[Data records]
.....
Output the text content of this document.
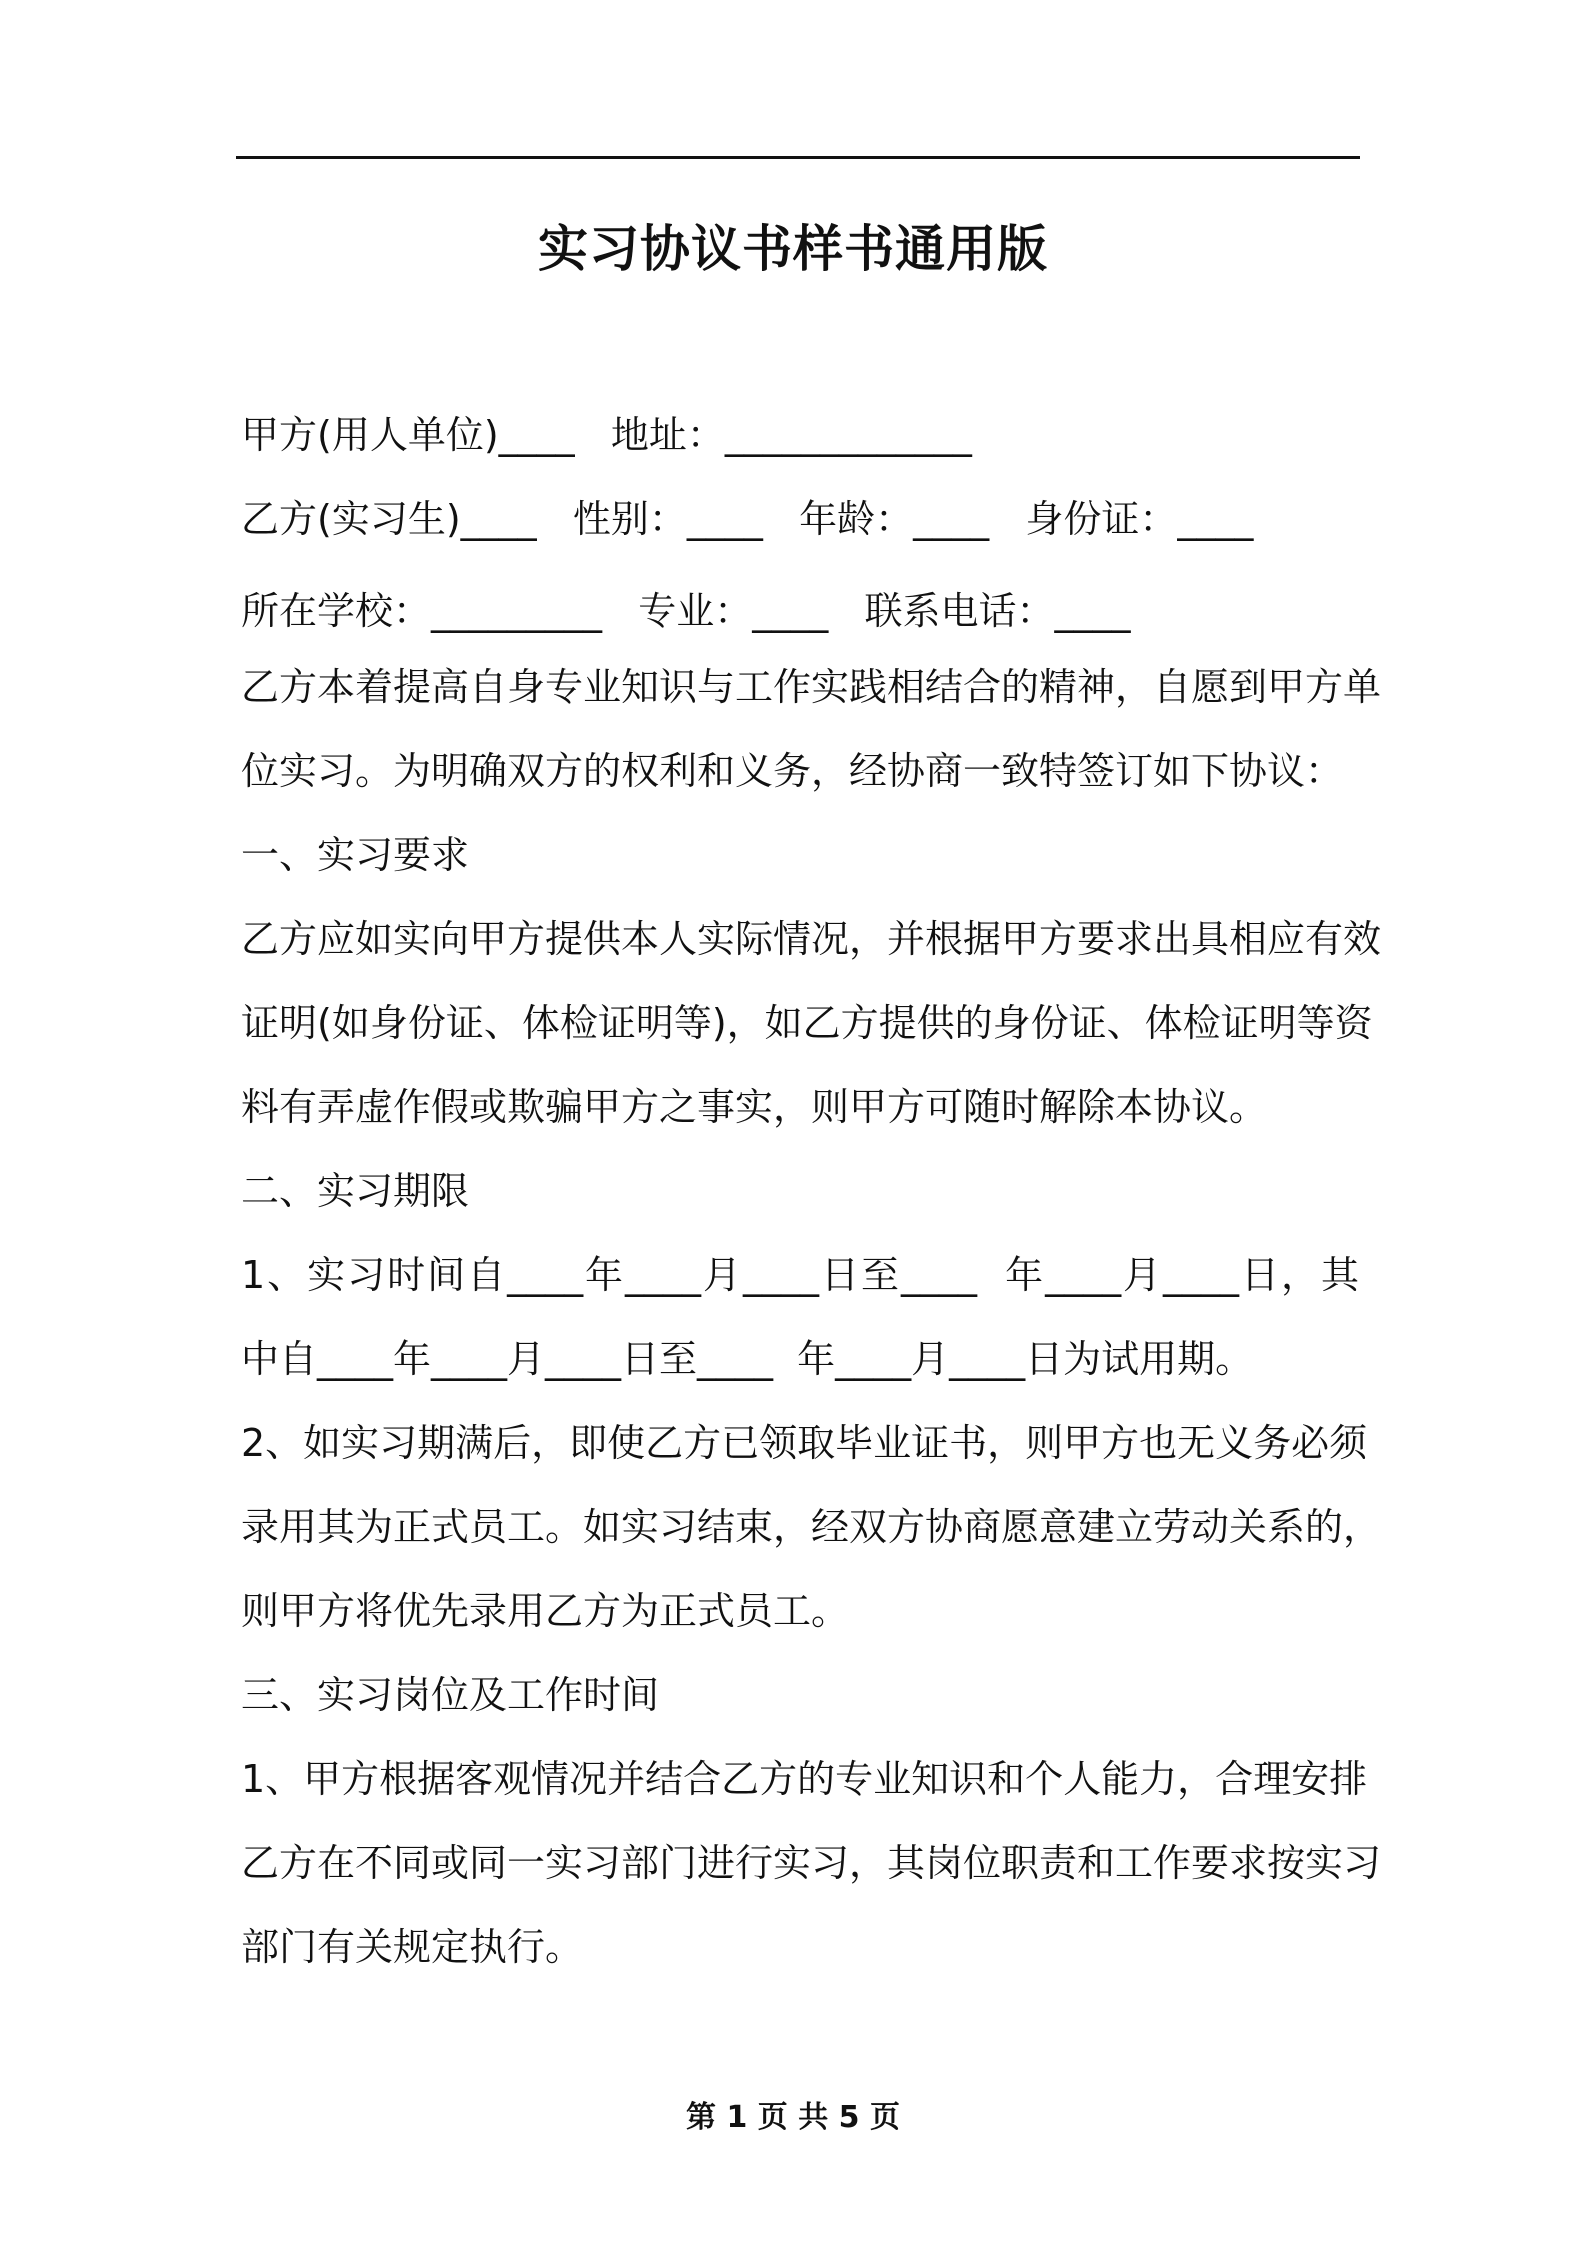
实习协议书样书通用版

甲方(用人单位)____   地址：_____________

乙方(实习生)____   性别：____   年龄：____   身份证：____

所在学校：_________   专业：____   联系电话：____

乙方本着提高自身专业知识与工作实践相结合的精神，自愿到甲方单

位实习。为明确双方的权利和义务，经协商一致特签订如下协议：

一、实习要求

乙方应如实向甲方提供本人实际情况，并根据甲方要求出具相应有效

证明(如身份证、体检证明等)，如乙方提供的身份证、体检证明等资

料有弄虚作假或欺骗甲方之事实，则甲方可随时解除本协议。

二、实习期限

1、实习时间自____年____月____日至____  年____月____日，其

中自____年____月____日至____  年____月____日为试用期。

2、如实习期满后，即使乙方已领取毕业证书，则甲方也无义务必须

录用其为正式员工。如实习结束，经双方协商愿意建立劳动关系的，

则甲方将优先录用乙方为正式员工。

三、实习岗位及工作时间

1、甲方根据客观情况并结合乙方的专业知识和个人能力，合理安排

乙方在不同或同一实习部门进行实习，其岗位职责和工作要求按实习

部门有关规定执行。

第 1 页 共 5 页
.....
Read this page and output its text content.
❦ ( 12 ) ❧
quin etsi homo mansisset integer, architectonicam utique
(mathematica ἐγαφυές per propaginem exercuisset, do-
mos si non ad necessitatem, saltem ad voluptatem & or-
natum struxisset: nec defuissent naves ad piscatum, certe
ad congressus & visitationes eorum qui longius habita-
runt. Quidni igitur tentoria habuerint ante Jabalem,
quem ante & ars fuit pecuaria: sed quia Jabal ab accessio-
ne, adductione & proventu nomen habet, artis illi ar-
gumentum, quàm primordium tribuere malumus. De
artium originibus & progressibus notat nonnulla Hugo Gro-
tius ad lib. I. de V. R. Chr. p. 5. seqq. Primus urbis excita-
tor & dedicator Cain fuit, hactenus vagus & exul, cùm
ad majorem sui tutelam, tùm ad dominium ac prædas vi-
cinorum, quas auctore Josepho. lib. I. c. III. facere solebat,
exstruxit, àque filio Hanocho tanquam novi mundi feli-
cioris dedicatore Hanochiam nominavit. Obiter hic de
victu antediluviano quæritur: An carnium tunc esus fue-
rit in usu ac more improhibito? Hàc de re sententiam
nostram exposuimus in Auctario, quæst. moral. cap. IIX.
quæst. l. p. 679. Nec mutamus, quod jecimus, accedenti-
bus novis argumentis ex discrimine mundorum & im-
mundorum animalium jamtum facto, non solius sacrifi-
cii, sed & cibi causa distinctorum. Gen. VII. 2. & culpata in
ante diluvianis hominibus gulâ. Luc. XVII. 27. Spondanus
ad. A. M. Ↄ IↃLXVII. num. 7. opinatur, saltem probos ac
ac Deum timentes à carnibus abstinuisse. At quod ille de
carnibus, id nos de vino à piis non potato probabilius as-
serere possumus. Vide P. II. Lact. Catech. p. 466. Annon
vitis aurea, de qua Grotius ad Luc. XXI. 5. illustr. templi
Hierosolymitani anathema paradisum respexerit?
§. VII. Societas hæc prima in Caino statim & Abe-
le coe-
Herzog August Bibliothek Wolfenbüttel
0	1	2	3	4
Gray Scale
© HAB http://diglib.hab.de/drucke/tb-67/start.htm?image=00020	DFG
.....
*Task goal:*
Copy each line of the entries that includes the word "carnibus".

*Full response:*
ac Deum timentes à carnibus abstinuisse. At quod ille de
carnibus, id nos de vino à piis non potato probabilius as-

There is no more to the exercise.